# To be done
Copy out, from the entries below, each line holding the string "обеспечения".
/---
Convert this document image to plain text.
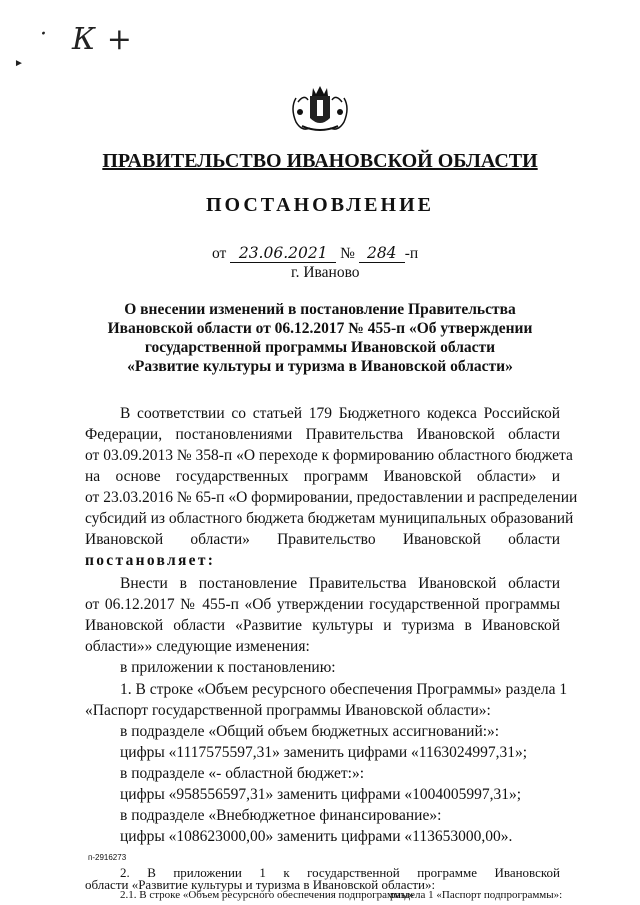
· К +
►
ПРАВИТЕЛЬСТВО ИВАНОВСКОЙ ОБЛАСТИ
ПОСТАНОВЛЕНИЕ
от 23.06.2021 № 284 -п
г. Иваново
О внесении изменений в постановление Правительства
Ивановской области от 06.12.2017 № 455-п «Об утверждении
государственной программы Ивановской области
«Развитие культуры и туризма в Ивановской области»
В соответствии со статьей 179 Бюджетного кодекса Российской
Федерации, постановлениями Правительства Ивановской области
от 03.09.2013 № 358-п «О переходе к формированию областного бюджета
на основе государственных программ Ивановской области» и
от 23.03.2016 № 65-п «О формировании, предоставлении и распределении
субсидий из областного бюджета бюджетам муниципальных образований
Ивановской области» Правительство Ивановской области
постановляет:
Внести в постановление Правительства Ивановской области
от 06.12.2017 № 455-п «Об утверждении государственной программы
Ивановской области «Развитие культуры и туризма в Ивановской
области»» следующие изменения:
в приложении к постановлению:
1. В строке «Объем ресурсного обеспечения Программы» раздела 1
«Паспорт государственной программы Ивановской области»:
в подразделе «Общий объем бюджетных ассигнований:»:
цифры «1117575597,31» заменить цифрами «1163024997,31»;
в подразделе «- областной бюджет:»:
цифры «958556597,31» заменить цифрами «1004005997,31»;
в подразделе «Внебюджетное финансирование»:
цифры «108623000,00» заменить цифрами «113653000,00».
п-2916273
2. В приложении 1 к государственной программе Ивановской
области «Развитие культуры и туризма в Ивановской области»:
2.1. В строке «Объем ресурсного обеспечения подпрограммы»
раздела 1 «Паспорт подпрограммы»:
\---
# Task response
1. В строке «Объем ресурсного обеспечения Программы» раздела 1
2.1. В строке «Объем ресурсного обеспечения подпрограммы»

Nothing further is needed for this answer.